__Problem statement__: Quote the entries word for word. Omit the pictures.

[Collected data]
####

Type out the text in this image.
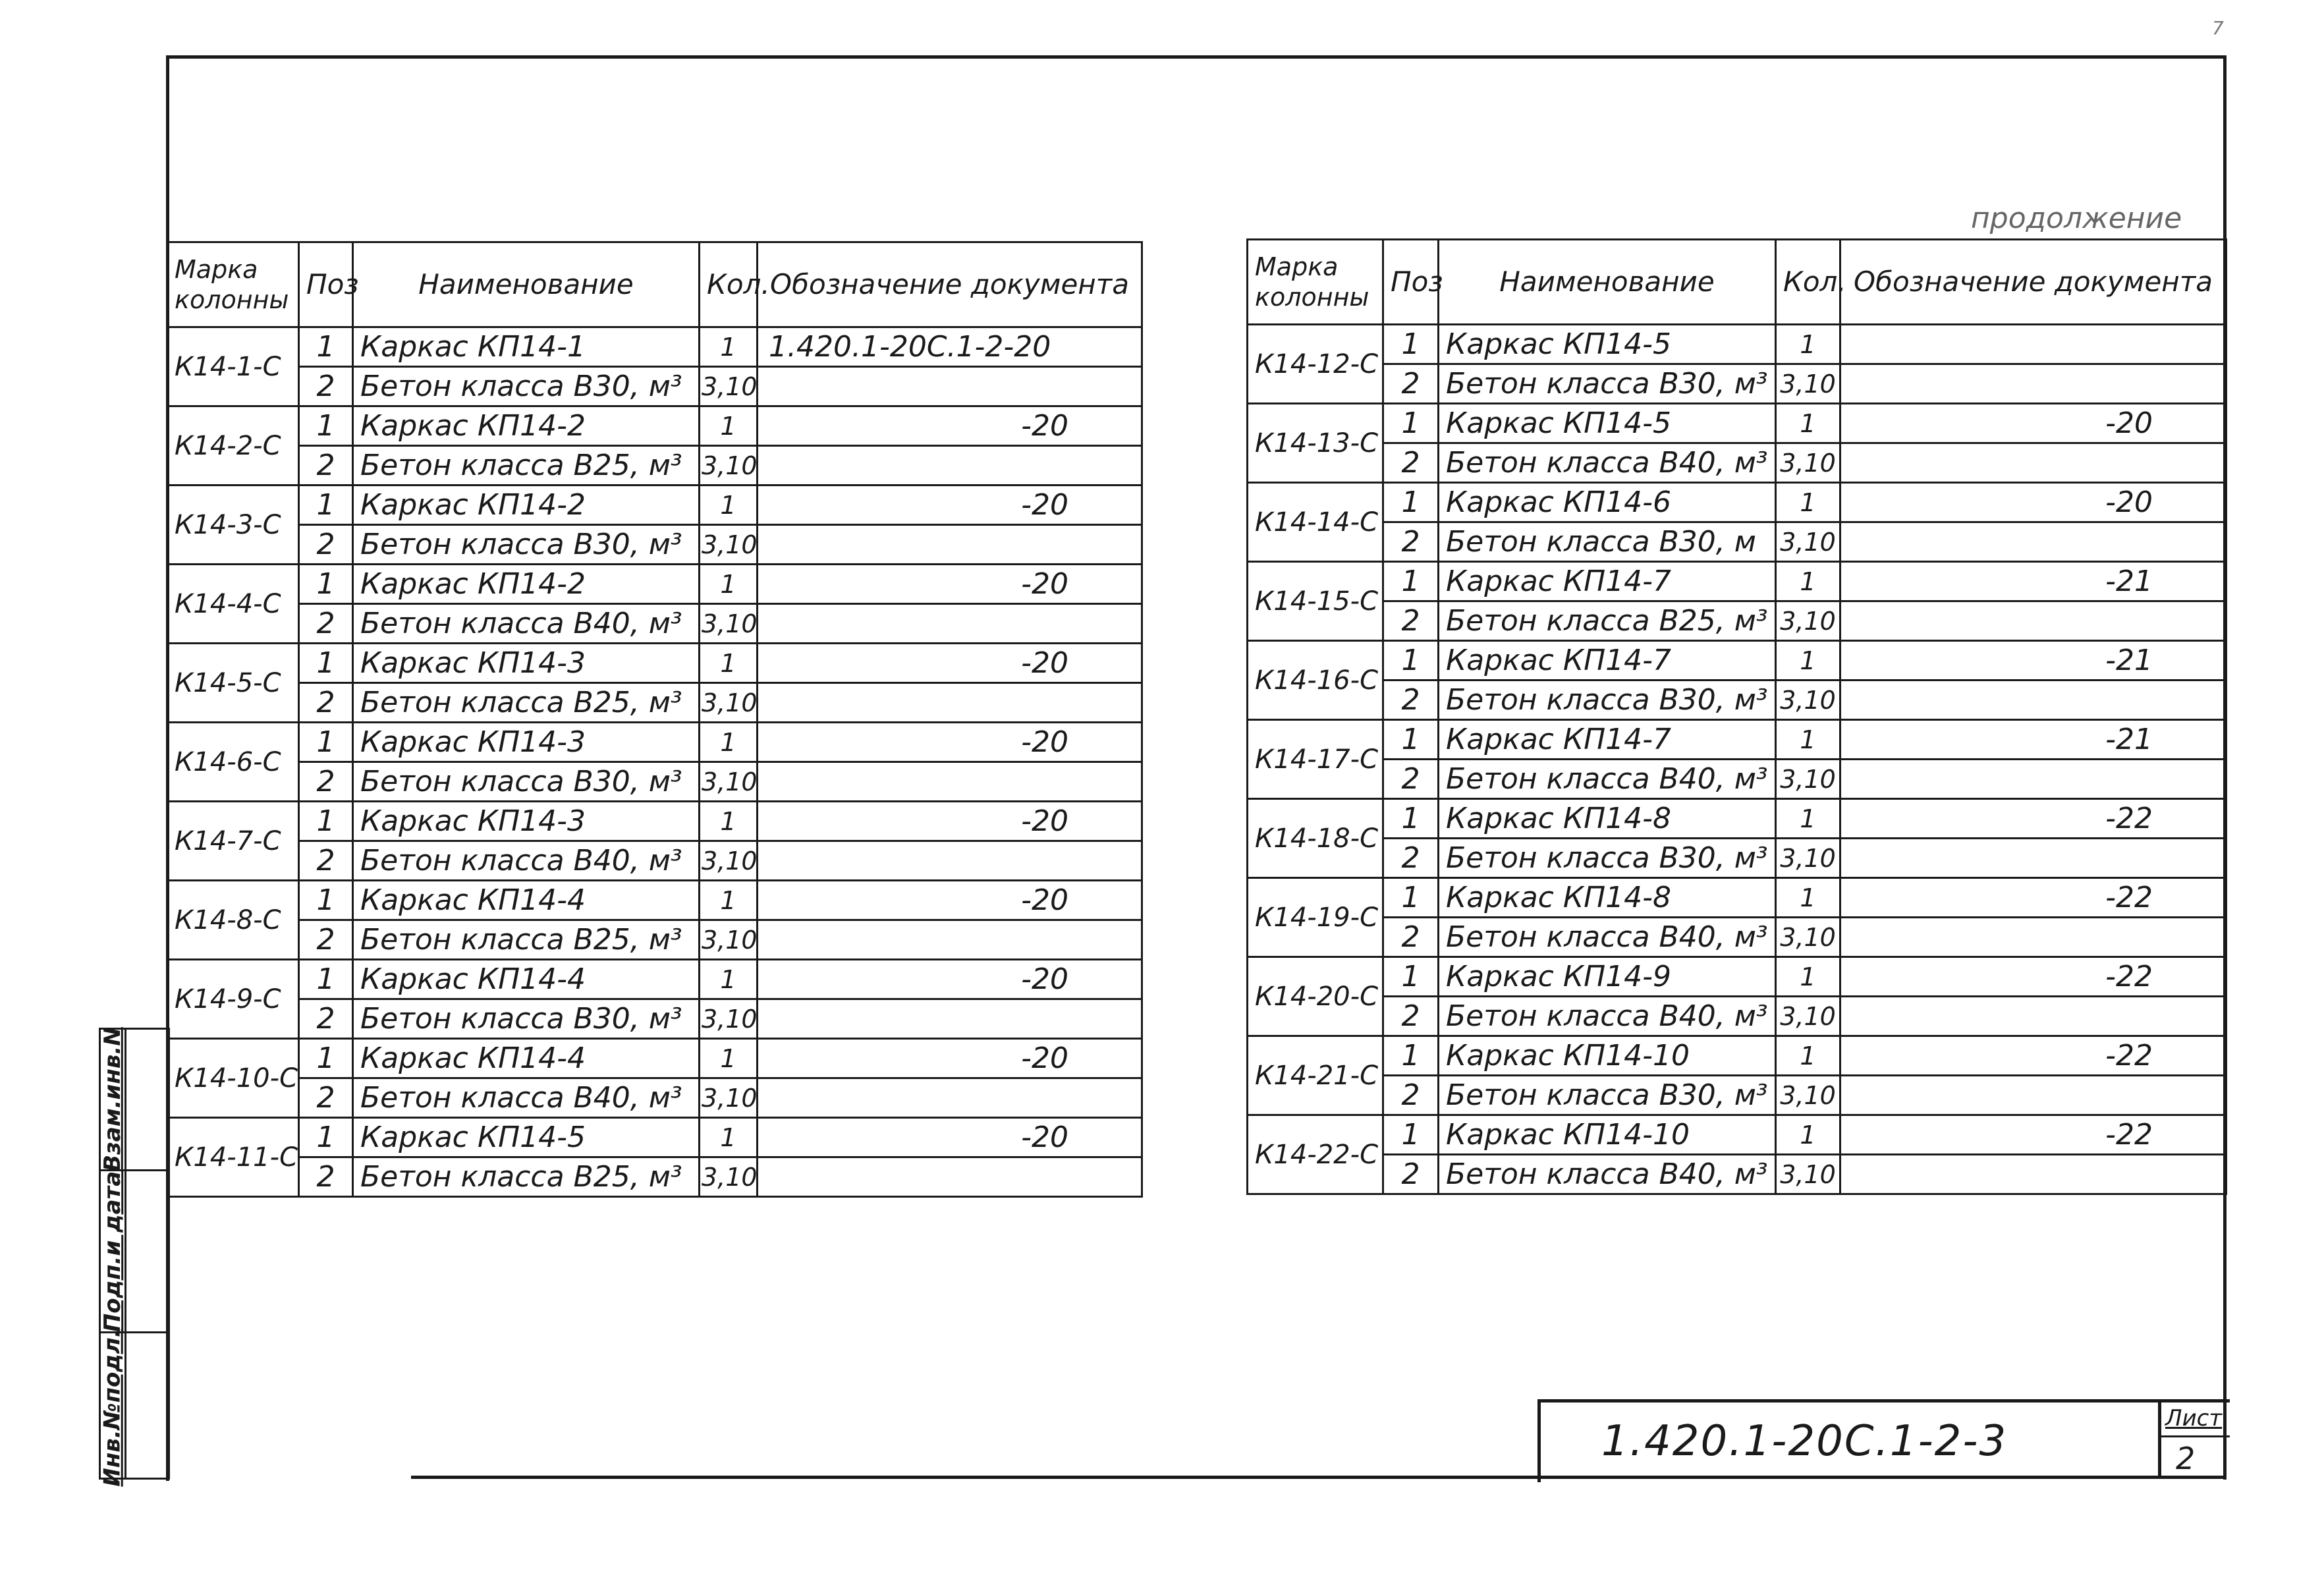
7
продолжение
Марка колонны	Поз	Наименование	Кол.	Обозначение документа
К14-1-С	1	Каркас КП14-1	1	1.420.1-20С.1-2-20
	2	Бетон класса В30, м³	3,10	
К14-2-С	1	Каркас КП14-2	1	-20
	2	Бетон класса В25, м³	3,10	
К14-3-С	1	Каркас КП14-2	1	-20
	2	Бетон класса В30, м³	3,10	
К14-4-С	1	Каркас КП14-2	1	-20
	2	Бетон класса В40, м³	3,10	
К14-5-С	1	Каркас КП14-3	1	-20
	2	Бетон класса В25, м³	3,10	
К14-6-С	1	Каркас КП14-3	1	-20
	2	Бетон класса В30, м³	3,10	
К14-7-С	1	Каркас КП14-3	1	-20
	2	Бетон класса В40, м³	3,10	
К14-8-С	1	Каркас КП14-4	1	-20
	2	Бетон класса В25, м³	3,10	
К14-9-С	1	Каркас КП14-4	1	-20
	2	Бетон класса В30, м³	3,10	
К14-10-С	1	Каркас КП14-4	1	-20
	2	Бетон класса В40, м³	3,10	
К14-11-С	1	Каркас КП14-5	1	-20
	2	Бетон класса В25, м³	3,10	
Марка колонны	Поз	Наименование	Кол.	Обозначение документа
К14-12-С	1	Каркас КП14-5	1	
	2	Бетон класса В30, м³	3,10	
К14-13-С	1	Каркас КП14-5	1	-20
	2	Бетон класса В40, м³	3,10	
К14-14-С	1	Каркас КП14-6	1	-20
	2	Бетон класса В30, м	3,10	
К14-15-С	1	Каркас КП14-7	1	-21
	2	Бетон класса В25, м³	3,10	
К14-16-С	1	Каркас КП14-7	1	-21
	2	Бетон класса В30, м³	3,10	
К14-17-С	1	Каркас КП14-7	1	-21
	2	Бетон класса В40, м³	3,10	
К14-18-С	1	Каркас КП14-8	1	-22
	2	Бетон класса В30, м³	3,10	
К14-19-С	1	Каркас КП14-8	1	-22
	2	Бетон класса В40, м³	3,10	
К14-20-С	1	Каркас КП14-9	1	-22
	2	Бетон класса В40, м³	3,10	
К14-21-С	1	Каркас КП14-10	1	-22
	2	Бетон класса В30, м³	3,10	
К14-22-С	1	Каркас КП14-10	1	-22
	2	Бетон класса В40, м³	3,10	
Взам.инв.N
Подп.и дата
Инв.№подл.	1.420.1-20С.1-2-3	Лист
2
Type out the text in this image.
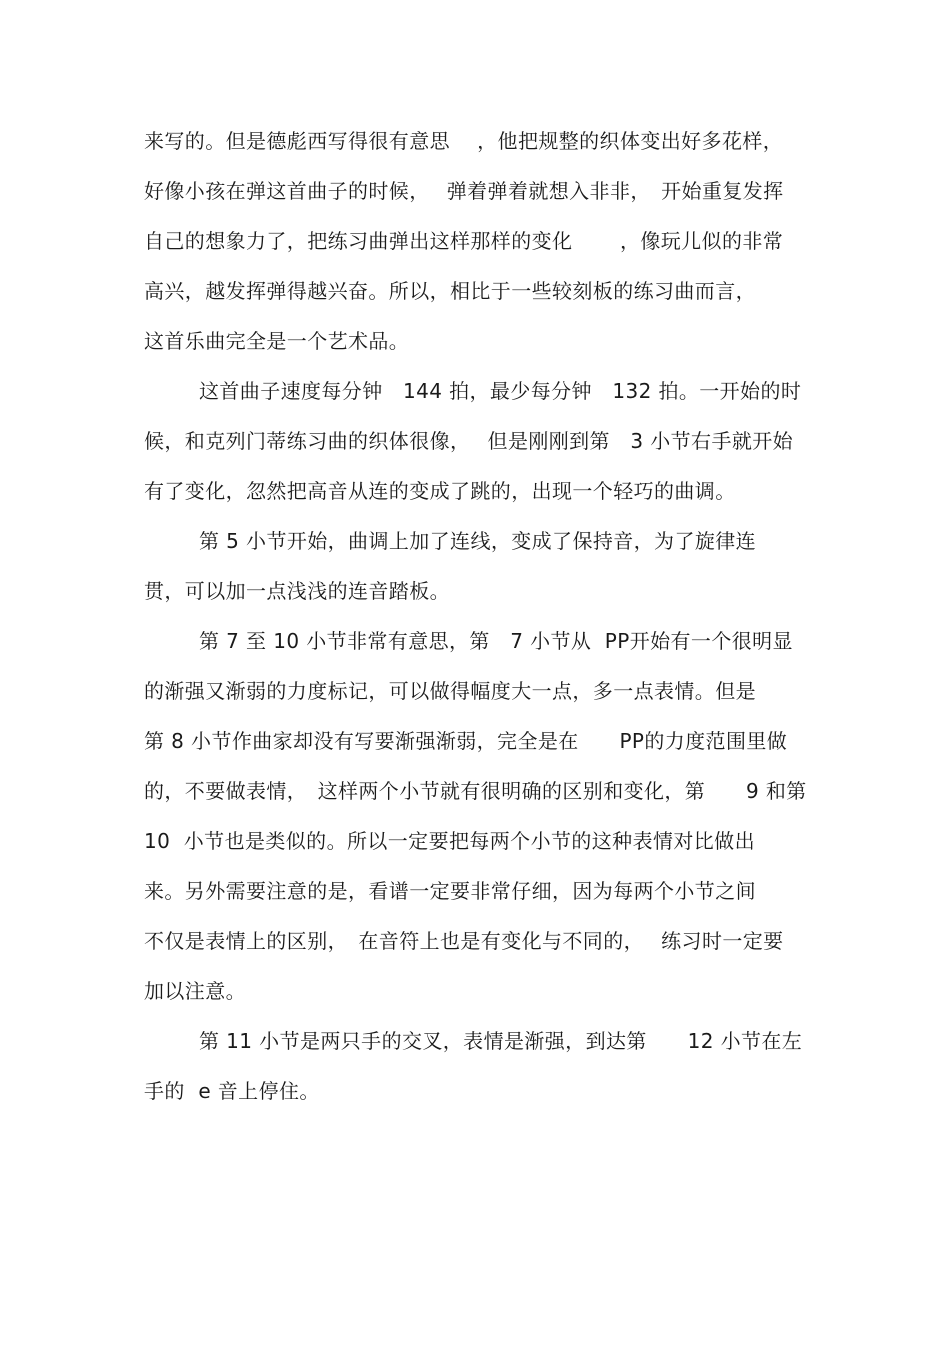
来写的。但是德彪西写得很有意思　 ，他把规整的织体变出好多花样，
好像小孩在弹这首曲子的时候，　 弹着弹着就想入非非，　开始重复发挥
自己的想象力了，把练习曲弹出这样那样的变化　　 ，像玩儿似的非常
高兴，越发挥弹得越兴奋。所以，相比于一些较刻板的练习曲而言，
这首乐曲完全是一个艺术品。
这首曲子速度每分钟　144 拍，最少每分钟　132 拍。一开始的时
候，和克列门蒂练习曲的织体很像，　 但是刚刚到第　3 小节右手就开始
有了变化，忽然把高音从连的变成了跳的，出现一个轻巧的曲调。
第 5 小节开始，曲调上加了连线，变成了保持音，为了旋律连
贯，可以加一点浅浅的连音踏板。
第 7 至 10 小节非常有意思，第　7 小节从  PP开始有一个很明显
的渐强又渐弱的力度标记，可以做得幅度大一点，多一点表情。但是
第 8 小节作曲家却没有写要渐强渐弱，完全是在　　PP的力度范围里做
的，不要做表情，　这样两个小节就有很明确的区别和变化，第　　9 和第
10  小节也是类似的。所以一定要把每两个小节的这种表情对比做出
来。另外需要注意的是，看谱一定要非常仔细，因为每两个小节之间
不仅是表情上的区别，　在音符上也是有变化与不同的，　 练习时一定要
加以注意。
第 11 小节是两只手的交叉，表情是渐强，到达第　　12 小节在左
手的  e 音上停住。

####

__Result for this task__:
Type out the text in this image.
7
продолжение
Марка колонны	Поз	Наименование	Кол.	Обозначение документа
К14-1-С	1	Каркас КП14-1	1	1.420.1-20С.1-2-20
	2	Бетон класса В30, м³	3,10	
К14-2-С	1	Каркас КП14-2	1	-20
	2	Бетон класса В25, м³	3,10	
К14-3-С	1	Каркас КП14-2	1	-20
	2	Бетон класса В30, м³	3,10	
К14-4-С	1	Каркас КП14-2	1	-20
	2	Бетон класса В40, м³	3,10	
К14-5-С	1	Каркас КП14-3	1	-20
	2	Бетон класса В25, м³	3,10	
К14-6-С	1	Каркас КП14-3	1	-20
	2	Бетон класса В30, м³	3,10	
К14-7-С	1	Каркас КП14-3	1	-20
	2	Бетон класса В40, м³	3,10	
К14-8-С	1	Каркас КП14-4	1	-20
	2	Бетон класса В25, м³	3,10	
К14-9-С	1	Каркас КП14-4	1	-20
	2	Бетон класса В30, м³	3,10	
К14-10-С	1	Каркас КП14-4	1	-20
	2	Бетон класса В40, м³	3,10	
К14-11-С	1	Каркас КП14-5	1	-20
	2	Бетон класса В25, м³	3,10	
Марка колонны	Поз	Наименование	Кол.	Обозначение документа
К14-12-С	1	Каркас КП14-5	1	
	2	Бетон класса В30, м³	3,10	
К14-13-С	1	Каркас КП14-5	1	-20
	2	Бетон класса В40, м³	3,10	
К14-14-С	1	Каркас КП14-6	1	-20
	2	Бетон класса В30, м	3,10	
К14-15-С	1	Каркас КП14-7	1	-21
	2	Бетон класса В25, м³	3,10	
К14-16-С	1	Каркас КП14-7	1	-21
	2	Бетон класса В30, м³	3,10	
К14-17-С	1	Каркас КП14-7	1	-21
	2	Бетон класса В40, м³	3,10	
К14-18-С	1	Каркас КП14-8	1	-22
	2	Бетон класса В30, м³	3,10	
К14-19-С	1	Каркас КП14-8	1	-22
	2	Бетон класса В40, м³	3,10	
К14-20-С	1	Каркас КП14-9	1	-22
	2	Бетон класса В40, м³	3,10	
К14-21-С	1	Каркас КП14-10	1	-22
	2	Бетон класса В30, м³	3,10	
К14-22-С	1	Каркас КП14-10	1	-22
	2	Бетон класса В40, м³	3,10	
Взам.инв.N
Подп.и дата
Инв.№подл.	1.420.1-20С.1-2-3	Лист
2
Type out the text in this image.
来写的。但是德彪西写得很有意思　 ，他把规整的织体变出好多花样，
好像小孩在弹这首曲子的时候，　 弹着弹着就想入非非，　开始重复发挥
自己的想象力了，把练习曲弹出这样那样的变化　　 ，像玩儿似的非常
高兴，越发挥弹得越兴奋。所以，相比于一些较刻板的练习曲而言，
这首乐曲完全是一个艺术品。
这首曲子速度每分钟　144 拍，最少每分钟　132 拍。一开始的时
候，和克列门蒂练习曲的织体很像，　 但是刚刚到第　3 小节右手就开始
有了变化，忽然把高音从连的变成了跳的，出现一个轻巧的曲调。
第 5 小节开始，曲调上加了连线，变成了保持音，为了旋律连
贯，可以加一点浅浅的连音踏板。
第 7 至 10 小节非常有意思，第　7 小节从  PP开始有一个很明显
的渐强又渐弱的力度标记，可以做得幅度大一点，多一点表情。但是
第 8 小节作曲家却没有写要渐强渐弱，完全是在　　PP的力度范围里做
的，不要做表情，　这样两个小节就有很明确的区别和变化，第　　9 和第
10  小节也是类似的。所以一定要把每两个小节的这种表情对比做出
来。另外需要注意的是，看谱一定要非常仔细，因为每两个小节之间
不仅是表情上的区别，　在音符上也是有变化与不同的，　 练习时一定要
加以注意。
第 11 小节是两只手的交叉，表情是渐强，到达第　　12 小节在左
手的  e 音上停住。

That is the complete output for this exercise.